▸ **Work to be completed**: Lift out each line of the data that holds "Residue".

▸ **Items**:

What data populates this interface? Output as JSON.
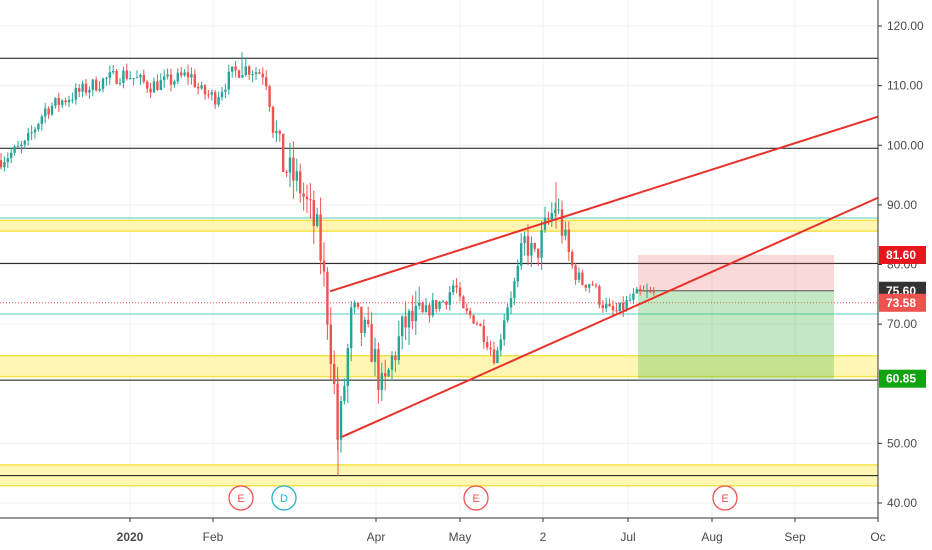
{
  "chart_data": {
    "type": "candlestick",
    "x_ticks": [
      "2020",
      "Feb",
      "Apr",
      "May",
      "2",
      "Jul",
      "Aug",
      "Sep",
      "Oc"
    ],
    "y_ticks": [
      "120.00",
      "110.00",
      "100.00",
      "90.00",
      "80.00",
      "70.00",
      "50.00",
      "40.00"
    ],
    "ylim": [
      38.5,
      123.5
    ],
    "price_tags": [
      {
        "label": "81.60",
        "value": 81.6,
        "color": "#e8141e"
      },
      {
        "label": "75.60",
        "value": 75.6,
        "color": "#333333"
      },
      {
        "label": "73.58",
        "value": 73.58,
        "color": "#ef5350"
      },
      {
        "label": "60.85",
        "value": 60.85,
        "color": "#12a313"
      }
    ],
    "events": [
      {
        "label": "E",
        "color": "#ef5350"
      },
      {
        "label": "D",
        "color": "#26b5c7"
      },
      {
        "label": "E",
        "color": "#ef5350"
      },
      {
        "label": "E",
        "color": "#ef5350"
      }
    ],
    "horizontal_levels": [
      114.6,
      99.5,
      80.2,
      60.6,
      44.6
    ],
    "support_zones": [
      {
        "from": 85.6,
        "to": 87.4
      },
      {
        "from": 61.2,
        "to": 64.7
      },
      {
        "from": 42.9,
        "to": 46.4
      }
    ],
    "cyan_levels": [
      87.8,
      71.7
    ],
    "current_price": 73.58,
    "position": {
      "entry": 75.6,
      "stop": 81.6,
      "target": 60.85
    },
    "colors": {
      "up": "#26a69a",
      "down": "#ef5350",
      "trend": "#e8312b"
    }
  }
}
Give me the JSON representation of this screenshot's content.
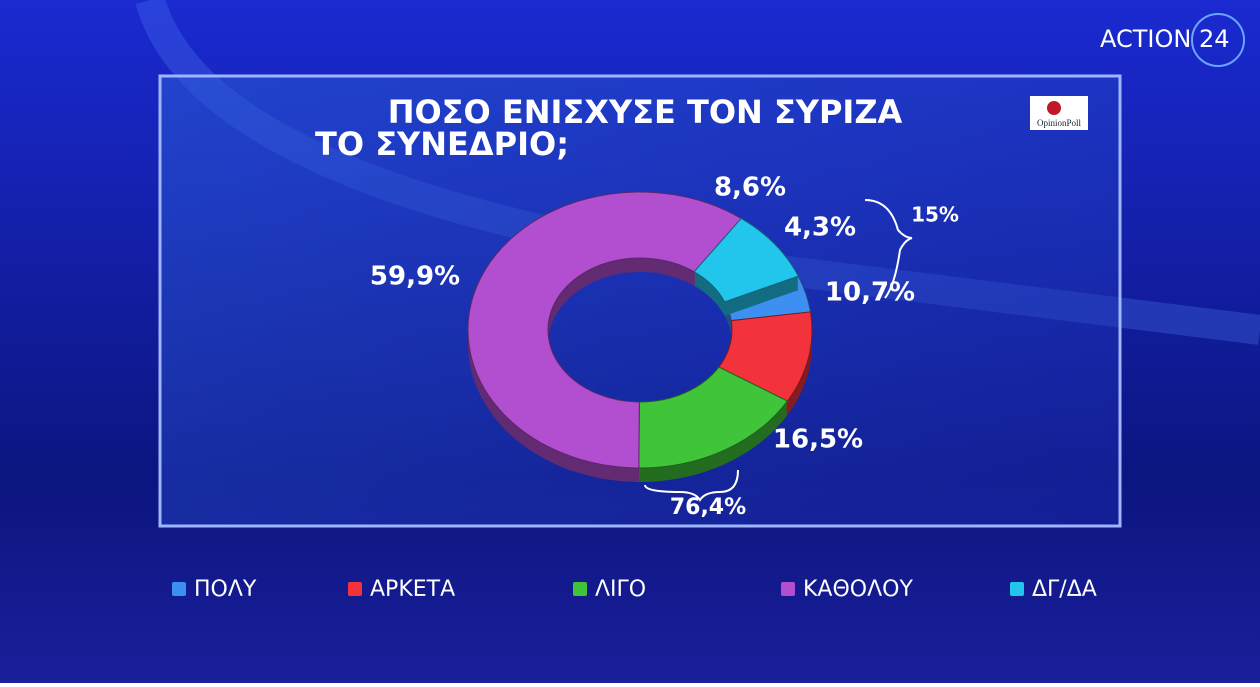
{
  "broadcaster": "ACTION 24",
  "pollster": "OpinionPoll",
  "chart_data": {
    "type": "donut",
    "title": [
      "ΠΟΣΟ ΕΝΙΣΧΥΣΕ ΤΟΝ ΣΥΡΙΖΑ",
      "ΤΟ ΣΥΝΕΔΡΙΟ;"
    ],
    "categories": [
      "ΠΟΛΥ",
      "ΑΡΚΕΤΑ",
      "ΛΙΓΟ",
      "ΚΑΘΟΛΟΥ",
      "ΔΓ/ΔΑ"
    ],
    "values": [
      4.3,
      10.7,
      16.5,
      59.9,
      8.6
    ],
    "value_labels": [
      "4,3%",
      "10,7%",
      "16,5%",
      "59,9%",
      "8,6%"
    ],
    "colors": [
      "#3d8ff2",
      "#f2333b",
      "#3fc43a",
      "#b24fd0",
      "#22c5eb"
    ],
    "annotations": [
      "15%",
      "76,4%"
    ]
  }
}
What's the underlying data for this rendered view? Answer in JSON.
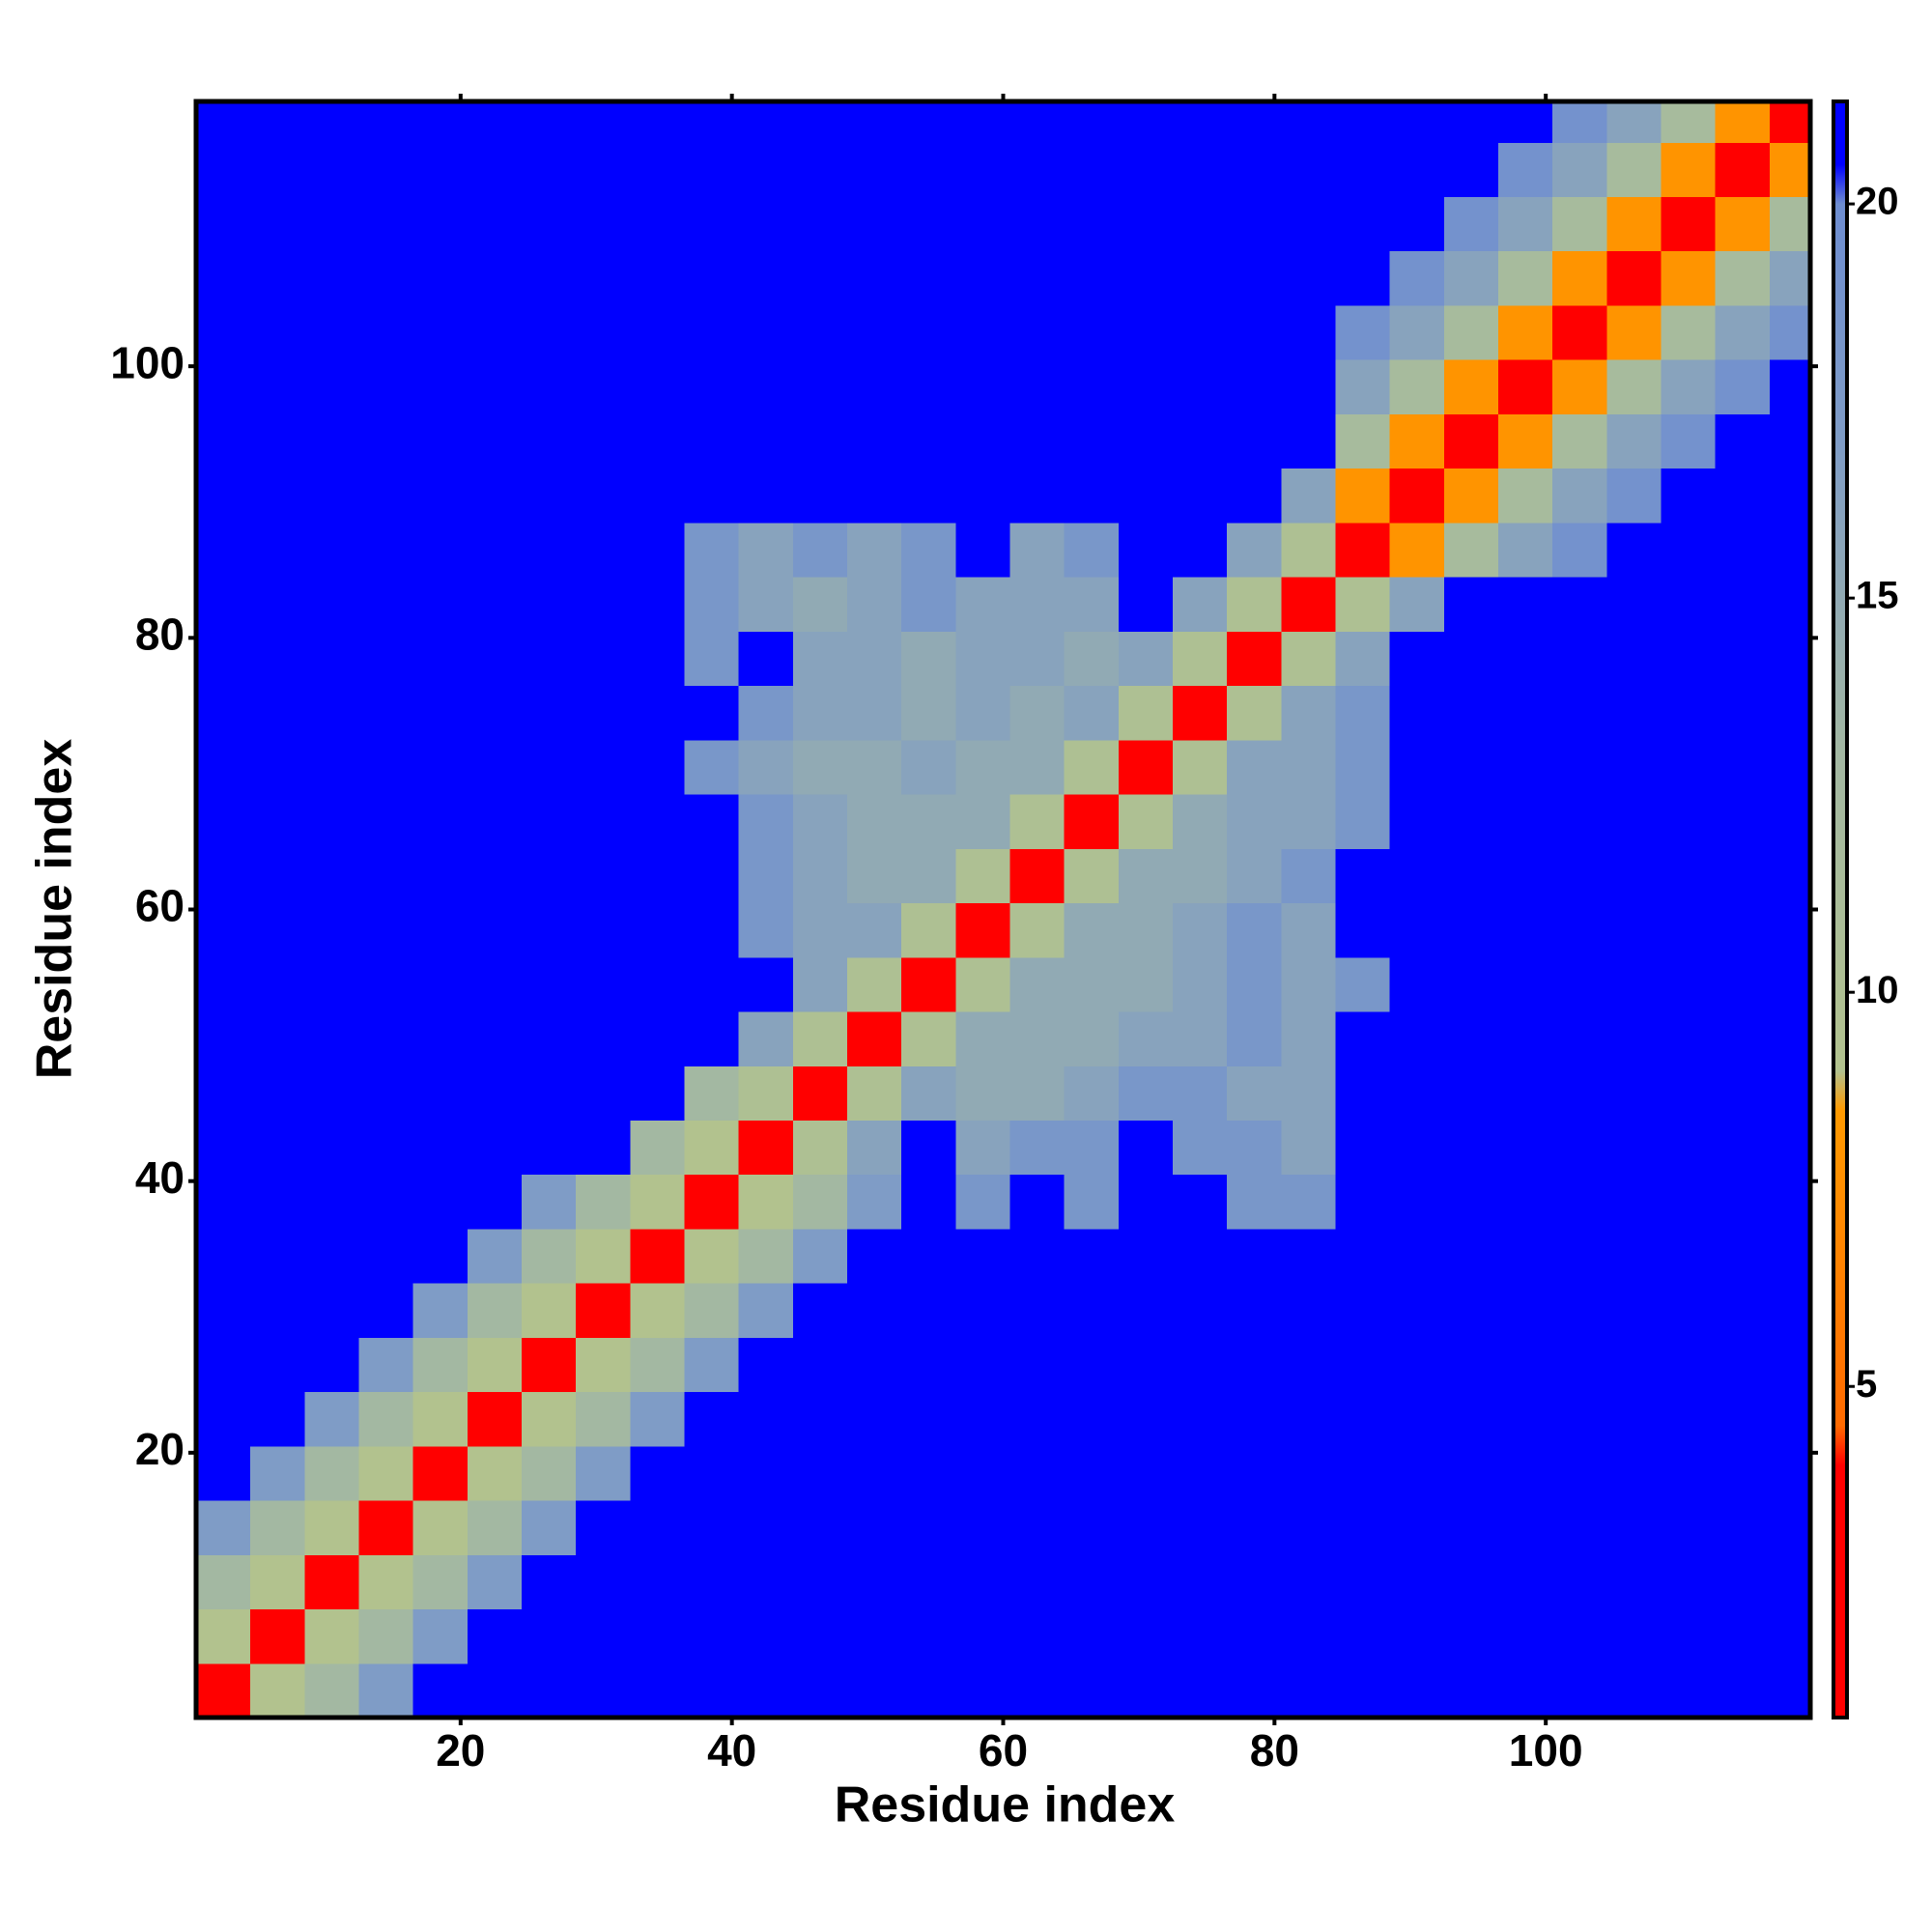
{
  "chart_data": {
    "type": "heatmap",
    "xlabel": "Residue index",
    "ylabel": "Residue index",
    "xlim": [
      0.5,
      119.5
    ],
    "ylim": [
      0.5,
      119.5
    ],
    "xticks": [
      20,
      40,
      60,
      80,
      100
    ],
    "yticks": [
      20,
      40,
      60,
      80,
      100
    ],
    "xbins": [
      0.5,
      4.5,
      8.5,
      12.5,
      16.5,
      20.5,
      24.5,
      28.5,
      32.5,
      36.5,
      40.5,
      44.5,
      48.5,
      52.5,
      56.5,
      60.5,
      64.5,
      68.5,
      72.5,
      76.5,
      80.5,
      84.5,
      88.5,
      92.5,
      96.5,
      100.5,
      104.5,
      108.5,
      112.5,
      116.5,
      119.5
    ],
    "ybins": [
      0.5,
      4.5,
      8.5,
      12.5,
      16.5,
      20.5,
      24.5,
      28.5,
      32.5,
      36.5,
      40.5,
      44.5,
      48.5,
      52.5,
      56.5,
      60.5,
      64.5,
      68.5,
      72.5,
      76.5,
      80.5,
      84.5,
      88.5,
      92.5,
      96.5,
      100.5,
      104.5,
      108.5,
      112.5,
      116.5,
      119.5
    ],
    "zlim": [
      0.8,
      21.3
    ],
    "zticks": [
      5,
      10,
      15,
      20
    ],
    "colorscale": [
      [
        0.8,
        "#ff0000"
      ],
      [
        4,
        "#ff0000"
      ],
      [
        4.5,
        "#ff6a00"
      ],
      [
        8.5,
        "#ff9a00"
      ],
      [
        9,
        "#b2c28e"
      ],
      [
        13,
        "#a3b8a2"
      ],
      [
        17,
        "#7f9cc6"
      ],
      [
        20,
        "#6e8dd0"
      ],
      [
        20.5,
        "#0000ff"
      ],
      [
        21.3,
        "#0000ff"
      ]
    ],
    "z": [
      [
        2,
        9,
        13,
        17,
        21,
        21,
        21,
        21,
        21,
        21,
        21,
        21,
        21,
        21,
        21,
        21,
        21,
        21,
        21,
        21,
        21,
        21,
        21,
        21,
        21,
        21,
        21,
        21,
        21,
        21
      ],
      [
        9,
        2,
        9,
        13,
        17,
        21,
        21,
        21,
        21,
        21,
        21,
        21,
        21,
        21,
        21,
        21,
        21,
        21,
        21,
        21,
        21,
        21,
        21,
        21,
        21,
        21,
        21,
        21,
        21,
        21
      ],
      [
        13,
        9,
        2,
        9,
        13,
        17,
        21,
        21,
        21,
        21,
        21,
        21,
        21,
        21,
        21,
        21,
        21,
        21,
        21,
        21,
        21,
        21,
        21,
        21,
        21,
        21,
        21,
        21,
        21,
        21
      ],
      [
        17,
        13,
        9,
        2,
        9,
        13,
        17,
        21,
        21,
        21,
        21,
        21,
        21,
        21,
        21,
        21,
        21,
        21,
        21,
        21,
        21,
        21,
        21,
        21,
        21,
        21,
        21,
        21,
        21,
        21
      ],
      [
        21,
        17,
        13,
        9,
        2,
        9,
        13,
        17,
        21,
        21,
        21,
        21,
        21,
        21,
        21,
        21,
        21,
        21,
        21,
        21,
        21,
        21,
        21,
        21,
        21,
        21,
        21,
        21,
        21,
        21
      ],
      [
        21,
        21,
        17,
        13,
        9,
        2,
        9,
        13,
        17,
        21,
        21,
        21,
        21,
        21,
        21,
        21,
        21,
        21,
        21,
        21,
        21,
        21,
        21,
        21,
        21,
        21,
        21,
        21,
        21,
        21
      ],
      [
        21,
        21,
        21,
        17,
        13,
        9,
        2,
        9,
        13,
        17,
        21,
        21,
        21,
        21,
        21,
        21,
        21,
        21,
        21,
        21,
        21,
        21,
        21,
        21,
        21,
        21,
        21,
        21,
        21,
        21
      ],
      [
        21,
        21,
        21,
        21,
        17,
        13,
        9,
        2,
        9,
        13,
        17,
        21,
        21,
        21,
        21,
        21,
        21,
        21,
        21,
        21,
        21,
        21,
        21,
        21,
        21,
        21,
        21,
        21,
        21,
        21
      ],
      [
        21,
        21,
        21,
        21,
        21,
        17,
        13,
        9,
        2,
        9,
        13,
        17,
        21,
        21,
        21,
        21,
        21,
        21,
        21,
        21,
        21,
        21,
        21,
        21,
        21,
        21,
        21,
        21,
        21,
        21
      ],
      [
        21,
        21,
        21,
        21,
        21,
        21,
        17,
        13,
        9,
        2,
        9,
        13,
        17,
        21,
        18,
        21,
        18,
        21,
        21,
        18,
        18,
        21,
        21,
        21,
        21,
        21,
        21,
        21,
        21,
        21
      ],
      [
        21,
        21,
        21,
        21,
        21,
        21,
        21,
        21,
        13,
        9,
        2,
        10,
        16,
        21,
        16,
        18,
        18,
        21,
        18,
        18,
        16,
        21,
        21,
        21,
        21,
        21,
        21,
        21,
        21,
        21
      ],
      [
        21,
        21,
        21,
        21,
        21,
        21,
        21,
        21,
        21,
        13,
        10,
        2,
        10,
        16,
        15,
        15,
        16,
        18,
        18,
        16,
        16,
        21,
        21,
        21,
        21,
        21,
        21,
        21,
        21,
        21
      ],
      [
        21,
        21,
        21,
        21,
        21,
        21,
        21,
        21,
        21,
        21,
        16,
        10,
        2,
        10,
        15,
        15,
        15,
        16,
        16,
        18,
        16,
        21,
        21,
        21,
        21,
        21,
        21,
        21,
        21,
        21
      ],
      [
        21,
        21,
        21,
        21,
        21,
        21,
        21,
        21,
        21,
        21,
        21,
        16,
        10,
        2,
        10,
        15,
        15,
        15,
        16,
        18,
        16,
        18,
        21,
        21,
        21,
        21,
        21,
        21,
        21,
        21
      ],
      [
        21,
        21,
        21,
        21,
        21,
        21,
        21,
        21,
        21,
        21,
        18,
        16,
        16,
        10,
        2,
        10,
        15,
        15,
        16,
        18,
        16,
        21,
        21,
        21,
        21,
        21,
        21,
        21,
        21,
        21
      ],
      [
        21,
        21,
        21,
        21,
        21,
        21,
        21,
        21,
        21,
        21,
        18,
        16,
        15,
        15,
        10,
        2,
        10,
        15,
        15,
        16,
        18,
        21,
        21,
        21,
        21,
        21,
        21,
        21,
        21,
        21
      ],
      [
        21,
        21,
        21,
        21,
        21,
        21,
        21,
        21,
        21,
        21,
        18,
        16,
        15,
        15,
        15,
        10,
        2,
        10,
        15,
        16,
        16,
        18,
        21,
        21,
        21,
        21,
        21,
        21,
        21,
        21
      ],
      [
        21,
        21,
        21,
        21,
        21,
        21,
        21,
        21,
        21,
        18,
        16,
        15,
        15,
        16,
        15,
        15,
        10,
        2,
        10,
        16,
        16,
        18,
        21,
        21,
        21,
        21,
        21,
        21,
        21,
        21
      ],
      [
        21,
        21,
        21,
        21,
        21,
        21,
        21,
        21,
        21,
        21,
        18,
        16,
        16,
        15,
        16,
        15,
        16,
        10,
        2,
        10,
        16,
        18,
        21,
        21,
        21,
        21,
        21,
        21,
        21,
        21
      ],
      [
        21,
        21,
        21,
        21,
        21,
        21,
        21,
        21,
        21,
        18,
        21,
        16,
        16,
        15,
        16,
        16,
        15,
        16,
        10,
        2,
        10,
        16,
        21,
        21,
        21,
        21,
        21,
        21,
        21,
        21
      ],
      [
        21,
        21,
        21,
        21,
        21,
        21,
        21,
        21,
        21,
        18,
        16,
        15,
        16,
        18,
        16,
        16,
        16,
        21,
        16,
        10,
        2,
        10,
        16,
        21,
        21,
        21,
        21,
        21,
        21,
        21
      ],
      [
        21,
        21,
        21,
        21,
        21,
        21,
        21,
        21,
        21,
        18,
        16,
        18,
        16,
        18,
        21,
        16,
        18,
        21,
        21,
        16,
        10,
        2,
        8,
        12,
        16,
        19,
        21,
        21,
        21,
        21
      ],
      [
        21,
        21,
        21,
        21,
        21,
        21,
        21,
        21,
        21,
        21,
        21,
        21,
        21,
        21,
        21,
        21,
        21,
        21,
        21,
        21,
        16,
        8,
        2,
        8,
        12,
        16,
        19,
        21,
        21,
        21
      ],
      [
        21,
        21,
        21,
        21,
        21,
        21,
        21,
        21,
        21,
        21,
        21,
        21,
        21,
        21,
        21,
        21,
        21,
        21,
        21,
        21,
        21,
        12,
        8,
        2,
        8,
        12,
        16,
        19,
        21,
        21
      ],
      [
        21,
        21,
        21,
        21,
        21,
        21,
        21,
        21,
        21,
        21,
        21,
        21,
        21,
        21,
        21,
        21,
        21,
        21,
        21,
        21,
        21,
        16,
        12,
        8,
        2,
        8,
        12,
        16,
        19,
        21
      ],
      [
        21,
        21,
        21,
        21,
        21,
        21,
        21,
        21,
        21,
        21,
        21,
        21,
        21,
        21,
        21,
        21,
        21,
        21,
        21,
        21,
        21,
        19,
        16,
        12,
        8,
        2,
        8,
        12,
        16,
        19
      ],
      [
        21,
        21,
        21,
        21,
        21,
        21,
        21,
        21,
        21,
        21,
        21,
        21,
        21,
        21,
        21,
        21,
        21,
        21,
        21,
        21,
        21,
        21,
        19,
        16,
        12,
        8,
        2,
        8,
        12,
        16
      ],
      [
        21,
        21,
        21,
        21,
        21,
        21,
        21,
        21,
        21,
        21,
        21,
        21,
        21,
        21,
        21,
        21,
        21,
        21,
        21,
        21,
        21,
        21,
        21,
        19,
        16,
        12,
        8,
        2,
        8,
        12
      ],
      [
        21,
        21,
        21,
        21,
        21,
        21,
        21,
        21,
        21,
        21,
        21,
        21,
        21,
        21,
        21,
        21,
        21,
        21,
        21,
        21,
        21,
        21,
        21,
        21,
        19,
        16,
        12,
        8,
        2,
        8
      ],
      [
        21,
        21,
        21,
        21,
        21,
        21,
        21,
        21,
        21,
        21,
        21,
        21,
        21,
        21,
        21,
        21,
        21,
        21,
        21,
        21,
        21,
        21,
        21,
        21,
        21,
        19,
        16,
        12,
        8,
        2
      ]
    ]
  }
}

▸ **Task answer**:
    "xlabel": "Residue index",
    "ylabel": "Residue index",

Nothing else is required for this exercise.